* Excerpt to read
___

Confirmed Sessions for Data Day Texas 2018

Take advantage of our discount room block at the official conference hotel.
Use the following link to book your room:

We are just now beginning to announce the confirmed sessions. Check this page regularly for updates.

Next Generation Real Time Architectures

Karthik Ramasamy - Streamlio

Across diverse segments in industry, there has been a shift in focus from Big Data to Fast Data. This is driven by enterprises not only producing data in volume but also at high velocity. Many daily business operations depend on real-time insights and how enterprises react to those situations. In this talk, we will describe what constitutes a real time stack and how the stack is organized to provide an end to end real time experience. Next generation real time stack consists of Apache Pulsar, a messaging system, Heron, a distributed streaming engine and Apache BookKeeper that provides a fast streaming storage. We will delve into details of each of the systems and explain why these systems are better than the previous generation system.

Machine Learning: From The Lab To The Factory

John Akred - Silicon Valley Data Science

When data scientists are done building their models, there are questions to ask:
* How do the model results get to the hands of the decision makers or applications that benefit from this analysis?
* Can the model run automatically without issues and how does it recover from failure?
* What happens if the model becomes stale because it was trained on data that is no longer relevant?
* How do you deploy and manage new versions of that model without breaking downstream consumers?
This talk will illustrate the importance of these questions and provide a perspective on how to address them. John will share experiences deploying models across many enterprises, some of the problems we encountered along the way, and what best practice is for running machine learning models in production.

Introduction to SparkR in AWS EMR (90 minute session)

Alex Engler - Urban Institute

This session is a hands-on tutorial on working in Spark through R and RStudio in AWS Elastic MapReduce (EMR). The demonstration will overview how to launch and access Spark clusters in EMR with R and RStudio installed. Participants will be able to launch their own clusters and run Spark code during an introduction to SparkR, including the SparklyR package, for data science applications. Theoretical concepts of Spark, such as the directed acyclic graph and lazy evaluation, as well as mathematical considerations of distributed methods will be interspersed throughout the training. Follow up materials on launching SparkR clusters and tutorials in SparkR will be provided.

___

* Set task A
Which three systems make up the next generation real time stack in the session listing?

___

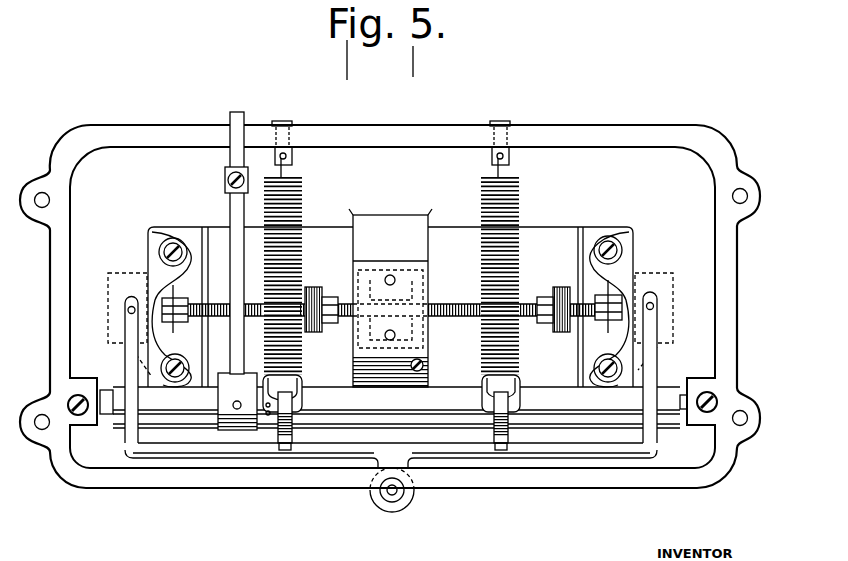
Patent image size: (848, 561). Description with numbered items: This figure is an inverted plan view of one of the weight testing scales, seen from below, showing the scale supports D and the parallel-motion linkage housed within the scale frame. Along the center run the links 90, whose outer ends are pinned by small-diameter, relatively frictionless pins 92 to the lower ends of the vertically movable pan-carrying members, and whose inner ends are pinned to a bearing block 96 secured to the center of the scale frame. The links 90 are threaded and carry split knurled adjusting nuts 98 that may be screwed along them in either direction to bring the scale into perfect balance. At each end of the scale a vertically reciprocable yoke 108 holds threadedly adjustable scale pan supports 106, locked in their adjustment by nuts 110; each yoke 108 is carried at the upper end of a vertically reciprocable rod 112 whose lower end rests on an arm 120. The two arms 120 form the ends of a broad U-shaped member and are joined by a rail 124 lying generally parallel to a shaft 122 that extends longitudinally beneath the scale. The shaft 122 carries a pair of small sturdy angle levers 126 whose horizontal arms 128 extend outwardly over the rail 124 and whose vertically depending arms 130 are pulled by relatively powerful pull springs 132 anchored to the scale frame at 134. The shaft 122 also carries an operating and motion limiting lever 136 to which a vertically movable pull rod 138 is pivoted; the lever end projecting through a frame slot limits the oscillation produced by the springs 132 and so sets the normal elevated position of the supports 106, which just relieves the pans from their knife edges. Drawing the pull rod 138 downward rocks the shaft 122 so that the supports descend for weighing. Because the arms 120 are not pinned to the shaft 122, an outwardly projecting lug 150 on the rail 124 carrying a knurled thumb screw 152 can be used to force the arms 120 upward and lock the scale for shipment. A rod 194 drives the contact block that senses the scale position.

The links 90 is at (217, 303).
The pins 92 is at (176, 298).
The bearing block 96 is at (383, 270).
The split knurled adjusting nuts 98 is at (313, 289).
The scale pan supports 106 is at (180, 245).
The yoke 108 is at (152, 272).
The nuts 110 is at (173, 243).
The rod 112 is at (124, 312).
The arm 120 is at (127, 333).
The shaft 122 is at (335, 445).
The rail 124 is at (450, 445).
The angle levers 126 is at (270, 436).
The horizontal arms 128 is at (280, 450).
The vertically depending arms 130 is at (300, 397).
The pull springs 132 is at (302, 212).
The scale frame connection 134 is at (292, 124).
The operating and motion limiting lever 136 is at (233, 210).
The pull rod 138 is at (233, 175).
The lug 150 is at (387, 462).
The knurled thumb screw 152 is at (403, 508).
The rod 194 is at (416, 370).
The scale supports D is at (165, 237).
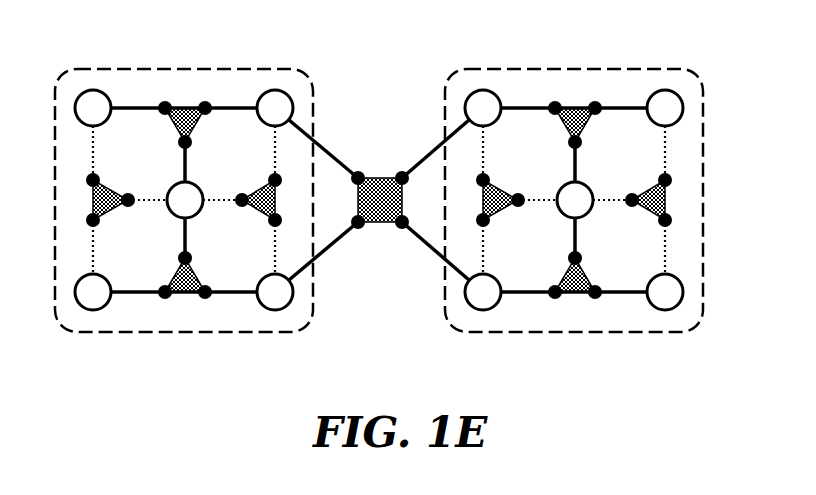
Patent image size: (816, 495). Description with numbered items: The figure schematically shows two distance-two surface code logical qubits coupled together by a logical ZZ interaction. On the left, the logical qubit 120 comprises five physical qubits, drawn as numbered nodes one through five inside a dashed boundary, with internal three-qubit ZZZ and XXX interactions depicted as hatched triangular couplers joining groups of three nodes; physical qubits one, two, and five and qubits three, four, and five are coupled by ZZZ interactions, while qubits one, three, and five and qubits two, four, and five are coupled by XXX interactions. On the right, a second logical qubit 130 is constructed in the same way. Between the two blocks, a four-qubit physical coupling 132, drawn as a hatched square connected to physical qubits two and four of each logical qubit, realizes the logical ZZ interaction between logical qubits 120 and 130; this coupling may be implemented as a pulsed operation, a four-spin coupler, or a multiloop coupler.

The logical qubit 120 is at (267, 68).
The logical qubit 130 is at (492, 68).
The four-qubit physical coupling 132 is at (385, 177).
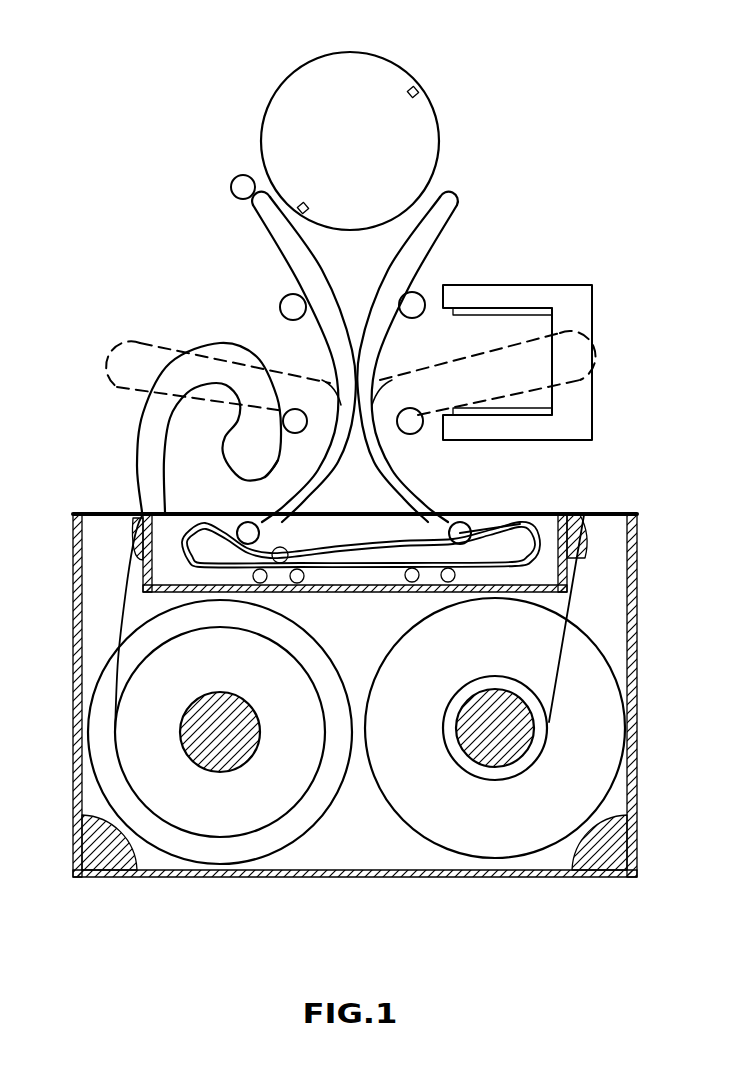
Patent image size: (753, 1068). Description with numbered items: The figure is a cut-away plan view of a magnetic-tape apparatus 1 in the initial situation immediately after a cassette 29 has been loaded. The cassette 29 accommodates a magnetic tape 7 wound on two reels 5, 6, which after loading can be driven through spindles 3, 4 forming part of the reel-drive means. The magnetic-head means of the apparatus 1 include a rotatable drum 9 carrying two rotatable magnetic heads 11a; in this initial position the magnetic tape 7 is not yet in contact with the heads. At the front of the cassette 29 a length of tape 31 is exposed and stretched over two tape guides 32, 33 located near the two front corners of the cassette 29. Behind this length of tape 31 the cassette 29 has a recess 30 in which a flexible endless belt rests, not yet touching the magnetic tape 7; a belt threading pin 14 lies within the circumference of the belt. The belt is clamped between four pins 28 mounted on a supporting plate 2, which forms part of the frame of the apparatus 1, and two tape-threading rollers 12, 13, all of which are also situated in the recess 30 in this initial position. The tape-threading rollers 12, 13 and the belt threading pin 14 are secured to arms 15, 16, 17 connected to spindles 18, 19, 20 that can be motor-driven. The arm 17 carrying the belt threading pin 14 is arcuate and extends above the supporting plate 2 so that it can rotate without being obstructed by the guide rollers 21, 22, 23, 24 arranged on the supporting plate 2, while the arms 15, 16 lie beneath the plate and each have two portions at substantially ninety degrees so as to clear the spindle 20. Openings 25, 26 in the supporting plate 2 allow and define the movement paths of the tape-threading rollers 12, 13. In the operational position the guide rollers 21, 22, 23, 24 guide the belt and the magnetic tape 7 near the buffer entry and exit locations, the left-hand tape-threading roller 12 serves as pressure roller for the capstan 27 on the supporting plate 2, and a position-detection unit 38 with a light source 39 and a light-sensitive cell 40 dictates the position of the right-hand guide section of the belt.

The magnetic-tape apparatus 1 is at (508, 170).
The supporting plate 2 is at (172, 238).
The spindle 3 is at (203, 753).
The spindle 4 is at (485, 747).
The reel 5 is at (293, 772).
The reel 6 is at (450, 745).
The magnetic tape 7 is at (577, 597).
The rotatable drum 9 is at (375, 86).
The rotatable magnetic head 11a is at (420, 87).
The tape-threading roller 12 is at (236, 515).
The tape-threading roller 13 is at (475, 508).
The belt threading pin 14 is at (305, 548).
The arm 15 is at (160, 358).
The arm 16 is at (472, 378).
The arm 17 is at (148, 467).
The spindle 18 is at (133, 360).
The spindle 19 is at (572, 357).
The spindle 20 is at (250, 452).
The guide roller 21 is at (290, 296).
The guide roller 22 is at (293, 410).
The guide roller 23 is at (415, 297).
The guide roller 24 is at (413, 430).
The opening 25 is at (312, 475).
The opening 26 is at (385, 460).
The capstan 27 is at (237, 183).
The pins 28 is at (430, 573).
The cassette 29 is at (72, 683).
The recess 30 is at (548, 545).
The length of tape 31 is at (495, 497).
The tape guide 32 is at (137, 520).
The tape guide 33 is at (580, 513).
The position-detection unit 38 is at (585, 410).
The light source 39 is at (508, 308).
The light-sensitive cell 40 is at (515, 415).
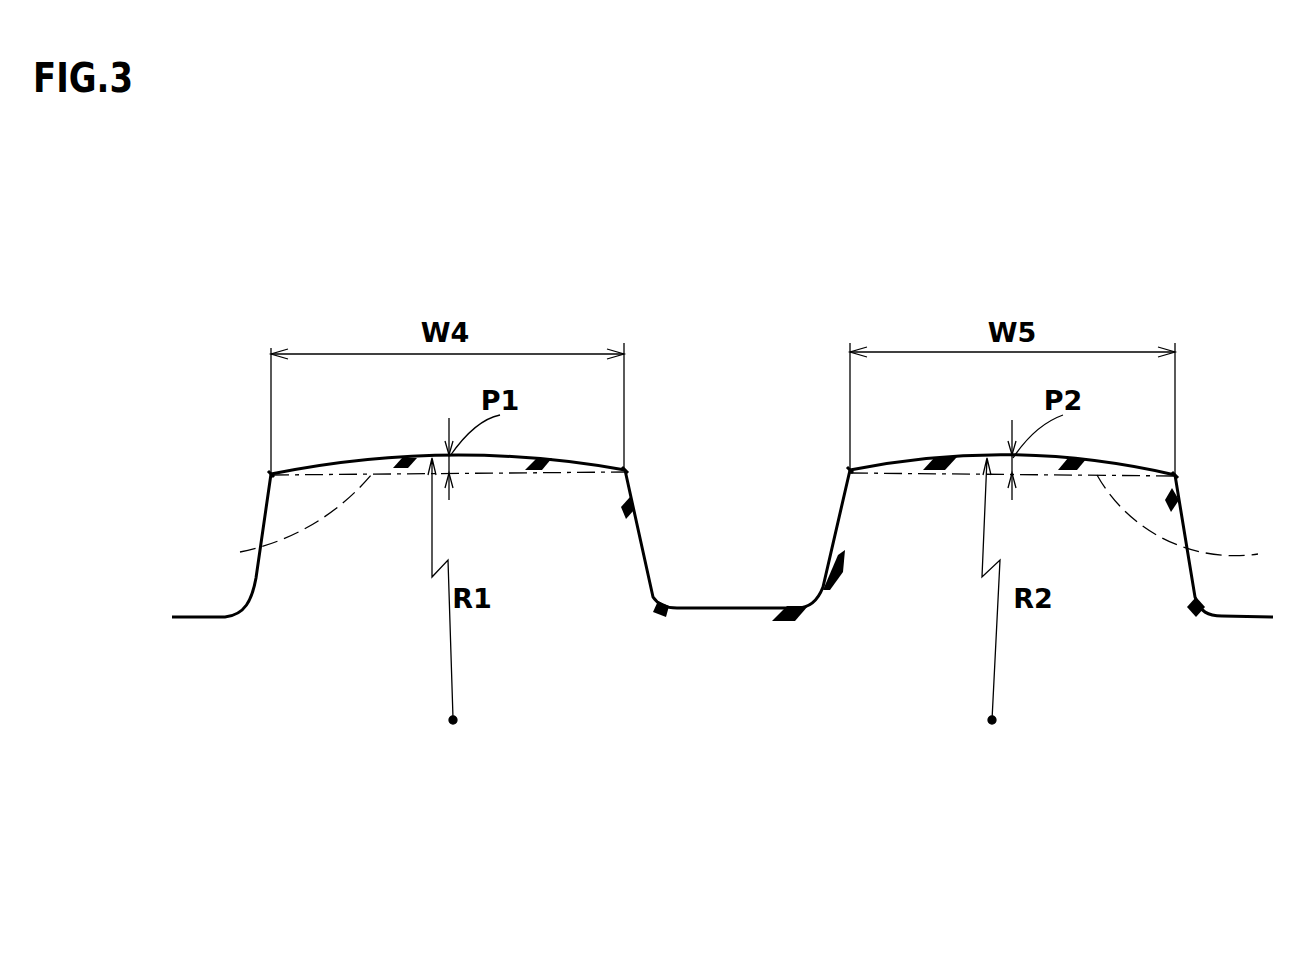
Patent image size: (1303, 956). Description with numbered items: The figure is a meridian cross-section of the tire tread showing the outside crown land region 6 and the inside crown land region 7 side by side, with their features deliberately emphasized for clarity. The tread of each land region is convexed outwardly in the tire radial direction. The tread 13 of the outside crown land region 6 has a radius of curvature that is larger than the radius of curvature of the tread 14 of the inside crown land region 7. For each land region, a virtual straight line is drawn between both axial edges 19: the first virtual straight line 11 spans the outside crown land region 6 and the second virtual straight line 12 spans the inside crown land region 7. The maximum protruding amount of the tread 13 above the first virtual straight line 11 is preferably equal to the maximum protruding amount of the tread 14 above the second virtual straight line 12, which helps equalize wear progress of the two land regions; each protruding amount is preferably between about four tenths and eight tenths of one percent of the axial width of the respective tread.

___

* Set task B
Please echo the records from their beginning up to and including the line containing "The bearing block 96 is at (383, 270).", without any pictures.

* Complete answer A
Apache Pulsar, Heron, and Apache BookKeeper.

* Complete answer B
Patent image size: (848, 561). Description with numbered items: This figure is an inverted plan view of one of the weight testing scales, seen from below, showing the scale supports D and the parallel-motion linkage housed within the scale frame. Along the center run the links 90, whose outer ends are pinned by small-diameter, relatively frictionless pins 92 to the lower ends of the vertically movable pan-carrying members, and whose inner ends are pinned to a bearing block 96 secured to the center of the scale frame. The links 90 are threaded and carry split knurled adjusting nuts 98 that may be screwed along them in either direction to bring the scale into perfect balance. At each end of the scale a vertically reciprocable yoke 108 holds threadedly adjustable scale pan supports 106, locked in their adjustment by nuts 110; each yoke 108 is carried at the upper end of a vertically reciprocable rod 112 whose lower end rests on an arm 120. The two arms 120 form the ends of a broad U-shaped member and are joined by a rail 124 lying generally parallel to a shaft 122 that extends longitudinally beneath the scale. The shaft 122 carries a pair of small sturdy angle levers 126 whose horizontal arms 128 extend outwardly over the rail 124 and whose vertically depending arms 130 are pulled by relatively powerful pull springs 132 anchored to the scale frame at 134. The shaft 122 also carries an operating and motion limiting lever 136 to which a vertically movable pull rod 138 is pivoted; the lever end projecting through a frame slot limits the oscillation produced by the springs 132 and so sets the normal elevated position of the supports 106, which just relieves the pans from their knife edges. Drawing the pull rod 138 downward rocks the shaft 122 so that the supports descend for weighing. Because the arms 120 are not pinned to the shaft 122, an outwardly projecting lug 150 on the rail 124 carrying a knurled thumb screw 152 can be used to force the arms 120 upward and lock the scale for shipment. A rod 194 drives the contact block that senses the scale position.

The links 90 is at (217, 303).
The pins 92 is at (176, 298).
The bearing block 96 is at (383, 270).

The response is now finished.